* [WHAT YOU ARE ASKED TO DO]: Write each line out again exactly as written.

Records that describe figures
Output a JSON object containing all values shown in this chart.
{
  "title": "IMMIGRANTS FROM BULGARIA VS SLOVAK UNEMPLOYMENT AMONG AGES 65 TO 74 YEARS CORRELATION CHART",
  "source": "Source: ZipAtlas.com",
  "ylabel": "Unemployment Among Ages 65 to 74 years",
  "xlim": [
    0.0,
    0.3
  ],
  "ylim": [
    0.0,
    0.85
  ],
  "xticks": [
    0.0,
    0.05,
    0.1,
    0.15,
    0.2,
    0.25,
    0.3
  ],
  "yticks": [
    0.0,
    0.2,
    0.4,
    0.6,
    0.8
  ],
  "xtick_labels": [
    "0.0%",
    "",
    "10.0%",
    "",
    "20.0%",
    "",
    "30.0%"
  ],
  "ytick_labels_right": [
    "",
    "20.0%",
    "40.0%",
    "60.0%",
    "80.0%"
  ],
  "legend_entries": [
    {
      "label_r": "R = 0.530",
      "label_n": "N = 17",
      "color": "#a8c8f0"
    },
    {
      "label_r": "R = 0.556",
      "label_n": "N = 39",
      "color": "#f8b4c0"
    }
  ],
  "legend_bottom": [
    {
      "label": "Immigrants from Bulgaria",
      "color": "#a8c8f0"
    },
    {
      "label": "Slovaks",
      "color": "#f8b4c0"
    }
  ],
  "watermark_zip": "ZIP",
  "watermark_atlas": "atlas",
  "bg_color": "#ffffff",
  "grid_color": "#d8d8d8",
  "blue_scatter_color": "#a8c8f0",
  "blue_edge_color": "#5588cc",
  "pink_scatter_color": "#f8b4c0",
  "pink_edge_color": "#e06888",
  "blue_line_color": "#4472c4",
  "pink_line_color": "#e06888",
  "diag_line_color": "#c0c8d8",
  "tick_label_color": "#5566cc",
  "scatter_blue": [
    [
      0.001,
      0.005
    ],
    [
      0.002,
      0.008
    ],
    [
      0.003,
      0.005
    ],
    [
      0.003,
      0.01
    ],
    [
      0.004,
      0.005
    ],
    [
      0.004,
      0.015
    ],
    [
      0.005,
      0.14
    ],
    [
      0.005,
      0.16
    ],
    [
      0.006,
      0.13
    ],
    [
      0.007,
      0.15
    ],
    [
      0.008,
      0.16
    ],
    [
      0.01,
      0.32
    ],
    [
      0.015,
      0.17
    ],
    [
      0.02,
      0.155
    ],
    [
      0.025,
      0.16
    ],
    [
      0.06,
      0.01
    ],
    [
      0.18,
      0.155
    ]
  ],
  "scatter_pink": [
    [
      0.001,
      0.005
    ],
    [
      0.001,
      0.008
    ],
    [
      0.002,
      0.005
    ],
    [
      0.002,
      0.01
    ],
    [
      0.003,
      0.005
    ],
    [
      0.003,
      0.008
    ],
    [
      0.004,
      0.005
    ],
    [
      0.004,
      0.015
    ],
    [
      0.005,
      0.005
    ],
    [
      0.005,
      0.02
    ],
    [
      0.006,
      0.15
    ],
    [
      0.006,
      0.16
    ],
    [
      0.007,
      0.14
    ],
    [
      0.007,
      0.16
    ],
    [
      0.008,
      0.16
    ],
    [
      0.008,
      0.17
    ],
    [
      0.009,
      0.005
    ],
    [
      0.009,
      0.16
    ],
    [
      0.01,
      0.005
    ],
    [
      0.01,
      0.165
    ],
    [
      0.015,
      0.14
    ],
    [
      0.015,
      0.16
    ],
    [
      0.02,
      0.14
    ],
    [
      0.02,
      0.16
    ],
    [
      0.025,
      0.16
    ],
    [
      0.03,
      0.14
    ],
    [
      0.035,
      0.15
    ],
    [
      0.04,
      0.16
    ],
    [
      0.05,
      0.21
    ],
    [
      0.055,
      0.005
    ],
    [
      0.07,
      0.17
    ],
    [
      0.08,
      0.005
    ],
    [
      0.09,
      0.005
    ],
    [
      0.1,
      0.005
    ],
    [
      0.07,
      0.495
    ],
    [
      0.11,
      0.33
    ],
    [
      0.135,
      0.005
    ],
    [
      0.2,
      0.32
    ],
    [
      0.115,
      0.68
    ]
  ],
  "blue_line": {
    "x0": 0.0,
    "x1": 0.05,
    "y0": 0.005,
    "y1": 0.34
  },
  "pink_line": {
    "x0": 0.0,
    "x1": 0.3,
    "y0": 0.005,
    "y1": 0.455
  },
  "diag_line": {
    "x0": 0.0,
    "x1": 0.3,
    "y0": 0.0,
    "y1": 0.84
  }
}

* [FINAL RESULT]:
Output a JSON object containing all values shown in this chart.
{
  "title": "IMMIGRANTS FROM BULGARIA VS SLOVAK UNEMPLOYMENT AMONG AGES 65 TO 74 YEARS CORRELATION CHART",
  "source": "Source: ZipAtlas.com",
  "ylabel": "Unemployment Among Ages 65 to 74 years",
  "xlim": [
    0.0,
    0.3
  ],
  "ylim": [
    0.0,
    0.85
  ],
  "xticks": [
    0.0,
    0.05,
    0.1,
    0.15,
    0.2,
    0.25,
    0.3
  ],
  "yticks": [
    0.0,
    0.2,
    0.4,
    0.6,
    0.8
  ],
  "xtick_labels": [
    "0.0%",
    "",
    "10.0%",
    "",
    "20.0%",
    "",
    "30.0%"
  ],
  "ytick_labels_right": [
    "",
    "20.0%",
    "40.0%",
    "60.0%",
    "80.0%"
  ],
  "legend_entries": [
    {
      "label_r": "R = 0.530",
      "label_n": "N = 17",
      "color": "#a8c8f0"
    },
    {
      "label_r": "R = 0.556",
      "label_n": "N = 39",
      "color": "#f8b4c0"
    }
  ],
  "legend_bottom": [
    {
      "label": "Immigrants from Bulgaria",
      "color": "#a8c8f0"
    },
    {
      "label": "Slovaks",
      "color": "#f8b4c0"
    }
  ],
  "watermark_zip": "ZIP",
  "watermark_atlas": "atlas",
  "bg_color": "#ffffff",
  "grid_color": "#d8d8d8",
  "blue_scatter_color": "#a8c8f0",
  "blue_edge_color": "#5588cc",
  "pink_scatter_color": "#f8b4c0",
  "pink_edge_color": "#e06888",
  "blue_line_color": "#4472c4",
  "pink_line_color": "#e06888",
  "diag_line_color": "#c0c8d8",
  "tick_label_color": "#5566cc",
  "scatter_blue": [
    [
      0.001,
      0.005
    ],
    [
      0.002,
      0.008
    ],
    [
      0.003,
      0.005
    ],
    [
      0.003,
      0.01
    ],
    [
      0.004,
      0.005
    ],
    [
      0.004,
      0.015
    ],
    [
      0.005,
      0.14
    ],
    [
      0.005,
      0.16
    ],
    [
      0.006,
      0.13
    ],
    [
      0.007,
      0.15
    ],
    [
      0.008,
      0.16
    ],
    [
      0.01,
      0.32
    ],
    [
      0.015,
      0.17
    ],
    [
      0.02,
      0.155
    ],
    [
      0.025,
      0.16
    ],
    [
      0.06,
      0.01
    ],
    [
      0.18,
      0.155
    ]
  ],
  "scatter_pink": [
    [
      0.001,
      0.005
    ],
    [
      0.001,
      0.008
    ],
    [
      0.002,
      0.005
    ],
    [
      0.002,
      0.01
    ],
    [
      0.003,
      0.005
    ],
    [
      0.003,
      0.008
    ],
    [
      0.004,
      0.005
    ],
    [
      0.004,
      0.015
    ],
    [
      0.005,
      0.005
    ],
    [
      0.005,
      0.02
    ],
    [
      0.006,
      0.15
    ],
    [
      0.006,
      0.16
    ],
    [
      0.007,
      0.14
    ],
    [
      0.007,
      0.16
    ],
    [
      0.008,
      0.16
    ],
    [
      0.008,
      0.17
    ],
    [
      0.009,
      0.005
    ],
    [
      0.009,
      0.16
    ],
    [
      0.01,
      0.005
    ],
    [
      0.01,
      0.165
    ],
    [
      0.015,
      0.14
    ],
    [
      0.015,
      0.16
    ],
    [
      0.02,
      0.14
    ],
    [
      0.02,
      0.16
    ],
    [
      0.025,
      0.16
    ],
    [
      0.03,
      0.14
    ],
    [
      0.035,
      0.15
    ],
    [
      0.04,
      0.16
    ],
    [
      0.05,
      0.21
    ],
    [
      0.055,
      0.005
    ],
    [
      0.07,
      0.17
    ],
    [
      0.08,
      0.005
    ],
    [
      0.09,
      0.005
    ],
    [
      0.1,
      0.005
    ],
    [
      0.07,
      0.495
    ],
    [
      0.11,
      0.33
    ],
    [
      0.135,
      0.005
    ],
    [
      0.2,
      0.32
    ],
    [
      0.115,
      0.68
    ]
  ],
  "blue_line": {
    "x0": 0.0,
    "x1": 0.05,
    "y0": 0.005,
    "y1": 0.34
  },
  "pink_line": {
    "x0": 0.0,
    "x1": 0.3,
    "y0": 0.005,
    "y1": 0.455
  },
  "diag_line": {
    "x0": 0.0,
    "x1": 0.3,
    "y0": 0.0,
    "y1": 0.84
  }
}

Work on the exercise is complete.